• Given task: Find the lines holding the word "Quero" and collect them.

• Listed records:
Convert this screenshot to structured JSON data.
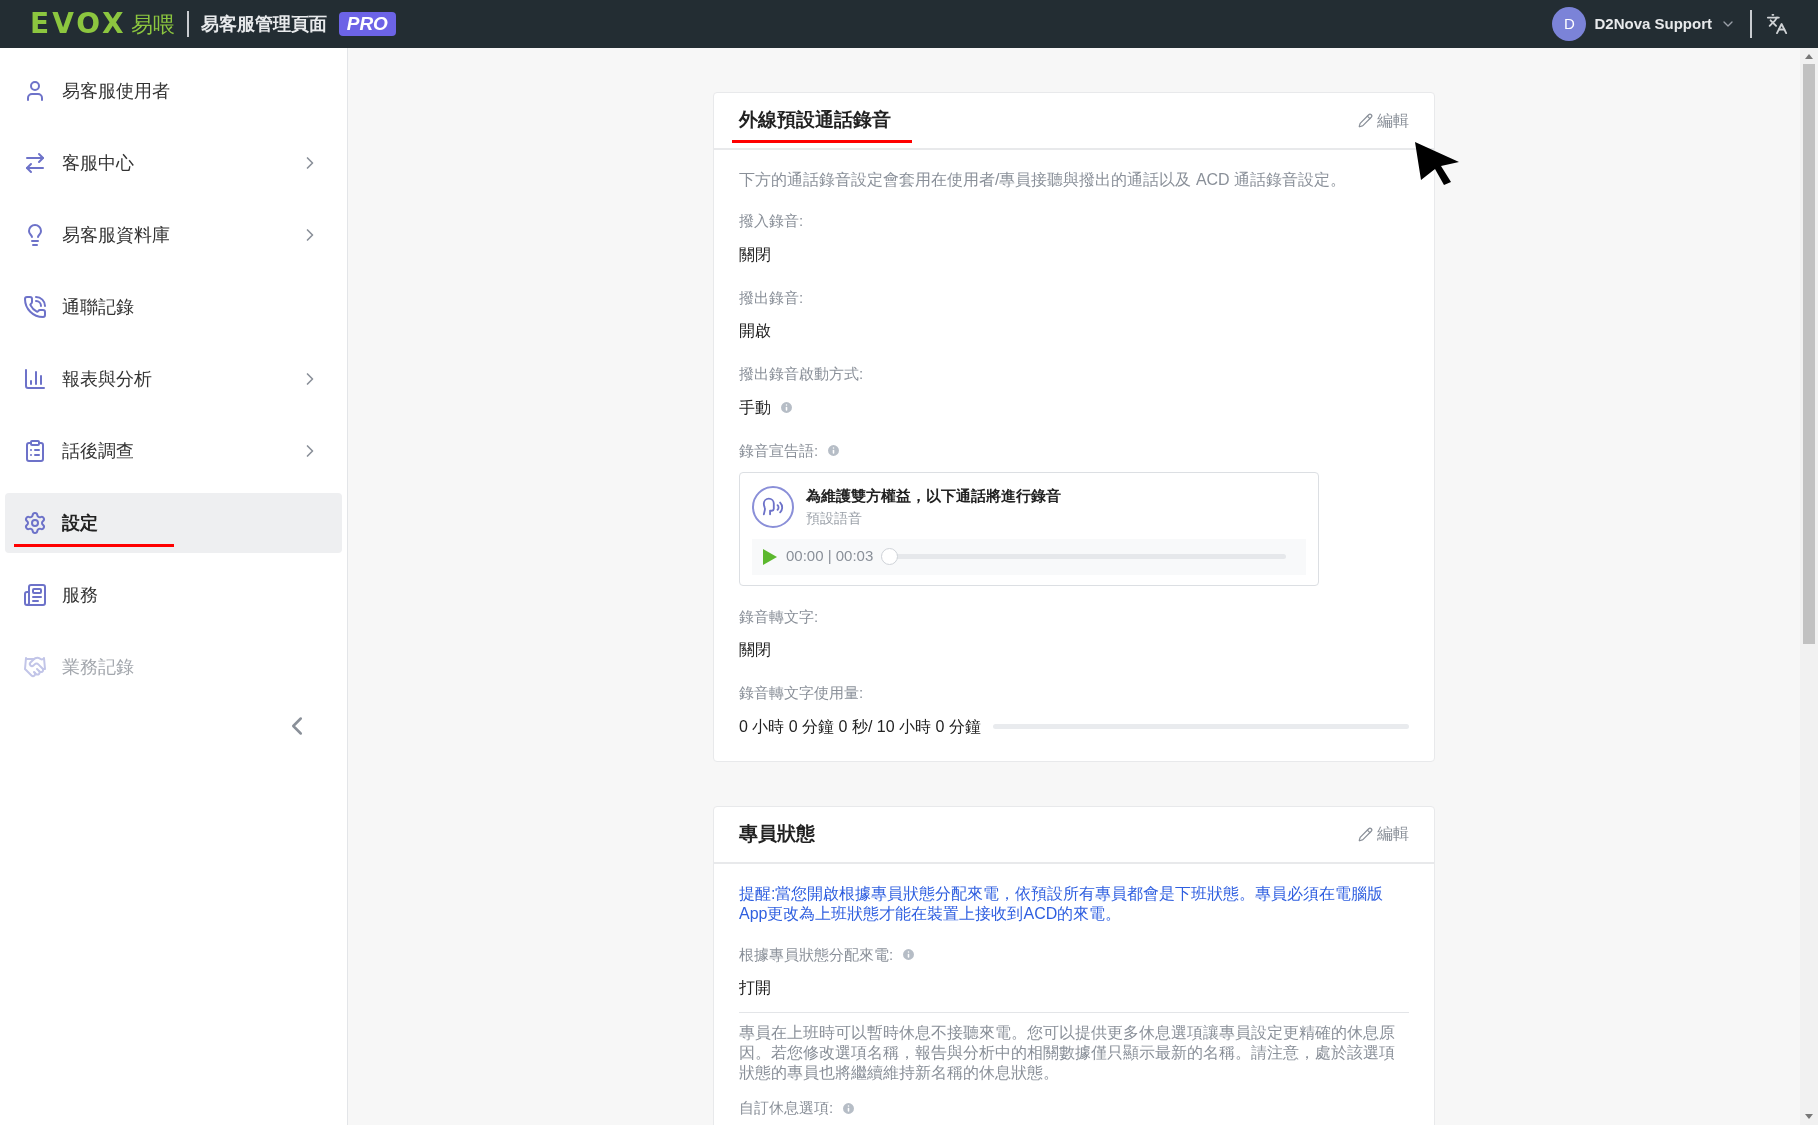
{
  "header": {
    "logo": "EVOX",
    "logo_suffix": "易喂",
    "title": "易客服管理頁面",
    "badge": "PRO",
    "user": {
      "initial": "D",
      "name": "D2Nova Support"
    }
  },
  "sidebar": {
    "items": [
      {
        "label": "易客服使用者",
        "expandable": false,
        "selected": false,
        "disabled": false,
        "underlined": false
      },
      {
        "label": "客服中心",
        "expandable": true,
        "selected": false,
        "disabled": false,
        "underlined": false
      },
      {
        "label": "易客服資料庫",
        "expandable": true,
        "selected": false,
        "disabled": false,
        "underlined": false
      },
      {
        "label": "通聯記錄",
        "expandable": false,
        "selected": false,
        "disabled": false,
        "underlined": false
      },
      {
        "label": "報表與分析",
        "expandable": true,
        "selected": false,
        "disabled": false,
        "underlined": false
      },
      {
        "label": "話後調查",
        "expandable": true,
        "selected": false,
        "disabled": false,
        "underlined": false
      },
      {
        "label": "設定",
        "expandable": false,
        "selected": true,
        "disabled": false,
        "underlined": true
      },
      {
        "label": "服務",
        "expandable": false,
        "selected": false,
        "disabled": false,
        "underlined": false
      },
      {
        "label": "業務記錄",
        "expandable": false,
        "selected": false,
        "disabled": true,
        "underlined": false
      }
    ]
  },
  "cards": [
    {
      "title": "外線預設通話錄音",
      "title_underlined": true,
      "edit": "編輯",
      "description": "下方的通話錄音設定會套用在使用者/專員接聽與撥出的通話以及 ACD 通話錄音設定。",
      "notice": false,
      "fields": [
        {
          "kind": "text",
          "label": "撥入錄音:",
          "value": "關閉",
          "info": false,
          "value_info": false
        },
        {
          "kind": "text",
          "label": "撥出錄音:",
          "value": "開啟",
          "info": false,
          "value_info": false
        },
        {
          "kind": "text",
          "label": "撥出錄音啟動方式:",
          "value": "手動",
          "info": false,
          "value_info": true
        },
        {
          "kind": "announcement",
          "label": "錄音宣告語:",
          "info": true,
          "message": "為維護雙方權益，以下通話將進行錄音",
          "subtitle": "預設語音",
          "time": "00:00 | 00:03",
          "level": 0
        },
        {
          "kind": "text",
          "label": "錄音轉文字:",
          "value": "關閉",
          "info": false,
          "value_info": false
        },
        {
          "kind": "usage",
          "label": "錄音轉文字使用量:",
          "value": "0 小時 0 分鐘 0 秒/ 10 小時 0 分鐘",
          "info": false,
          "level": 0
        }
      ]
    },
    {
      "title": "專員狀態",
      "title_underlined": false,
      "edit": "編輯",
      "description": "提醒:當您開啟根據專員狀態分配來電，依預設所有專員都會是下班狀態。專員必須在電腦版App更改為上班狀態才能在裝置上接收到ACD的來電。",
      "notice": true,
      "fields": [
        {
          "kind": "text",
          "label": "根據專員狀態分配來電:",
          "value": "打開",
          "info": true,
          "value_info": false
        },
        {
          "kind": "paragraph",
          "value": "專員在上班時可以暫時休息不接聽來電。您可以提供更多休息選項讓專員設定更精確的休息原因。若您修改選項名稱，報告與分析中的相關數據僅只顯示最新的名稱。請注意，處於該選項狀態的專員也將繼續維持新名稱的休息狀態。"
        },
        {
          "kind": "text",
          "label": "自訂休息選項:",
          "info": true
        }
      ]
    }
  ]
}
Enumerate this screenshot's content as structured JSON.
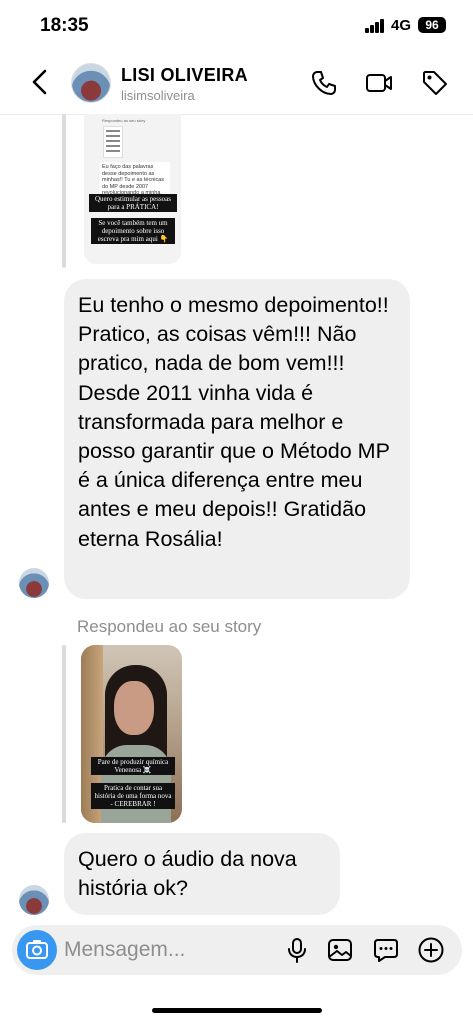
{
  "status": {
    "time": "18:35",
    "network": "4G",
    "battery": "96"
  },
  "header": {
    "name": "LISI OLIVEIRA",
    "username": "lisimsoliveira"
  },
  "story1": {
    "top_text": "Respondeu ao seu story",
    "quoted_text": "Eu faço das palavras desse depoimento as minhas!! Tu e as técnicas do MP desde 2007 revolucionando a minha vida 🙌",
    "caption1": "Quero estimular as pessoas para a PRÁTICA!",
    "caption2": "Se você também tem um depoimento sobre isso escreva pra mim aqui 👇"
  },
  "message1": "Eu tenho o mesmo depoimento!! Pratico, as coisas vêm!!! Não pratico, nada de bom vem!!! Desde 2011 vinha vida é transformada para melhor e posso garantir que o Método MP é  a única diferença entre meu antes e meu depois!! Gratidão eterna Rosália!",
  "reply_label": "Respondeu ao seu story",
  "story2": {
    "caption1": "Pare de produzir química Venenosa ☠️",
    "caption2": "Pratica de contar sua história de uma forma nova - CEREBRAR !"
  },
  "message2": "Quero o áudio da nova história ok?",
  "composer": {
    "placeholder": "Mensagem..."
  },
  "icons": {
    "back": "chevron-left-icon",
    "call": "phone-icon",
    "video": "video-camera-icon",
    "tag": "tag-icon",
    "camera": "camera-icon",
    "mic": "microphone-icon",
    "gallery": "image-icon",
    "sticker": "chat-bubble-icon",
    "add": "plus-circle-icon"
  },
  "colors": {
    "accent": "#3897f0",
    "bubble": "#efefef",
    "muted": "#8e8e8e"
  }
}
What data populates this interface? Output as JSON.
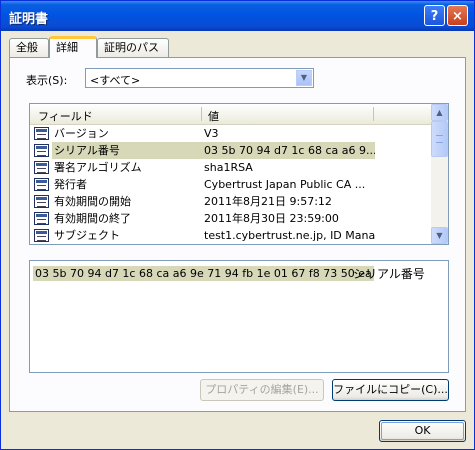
{
  "window": {
    "title": "証明書",
    "help_glyph": "?",
    "close_glyph": "×"
  },
  "tabs": [
    {
      "label": "全般"
    },
    {
      "label": "詳細"
    },
    {
      "label": "証明のパス"
    }
  ],
  "show": {
    "label": "表示(S):",
    "selected": "<すべて>",
    "arrow": "▼"
  },
  "list": {
    "col_field": "フィールド",
    "col_value": "値",
    "rows": [
      {
        "field": "バージョン",
        "value": "V3"
      },
      {
        "field": "シリアル番号",
        "value": "03 5b 70 94 d7 1c 68 ca a6 9..."
      },
      {
        "field": "署名アルゴリズム",
        "value": "sha1RSA"
      },
      {
        "field": "発行者",
        "value": "Cybertrust Japan Public CA ..."
      },
      {
        "field": "有効期間の開始",
        "value": "2011年8月21日 9:57:12"
      },
      {
        "field": "有効期間の終了",
        "value": "2011年8月30日 23:59:00"
      },
      {
        "field": "サブジェクト",
        "value": "test1.cybertrust.ne.jp, ID Mana..."
      }
    ],
    "selected_index": 1,
    "scroll_up": "▲",
    "scroll_down": "▼"
  },
  "detail": {
    "value": "03 5b 70 94 d7 1c 68 ca a6 9e 71 94 fb 1e 01 67 f8 73 50 ea",
    "name": "シリアル番号"
  },
  "buttons": {
    "properties": "プロパティの編集(E)...",
    "copy_to_file": "ファイルにコピー(C)...",
    "ok": "OK"
  },
  "colors": {
    "titlebar": "#0054e3",
    "selection": "#d6d8b8",
    "tab_highlight": "#ffc83c"
  }
}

• Solution below:
    "caption1": "Quero estimular as pessoas para a PRÁTICA!",
  "message2": "Quero o áudio da nova história ok?",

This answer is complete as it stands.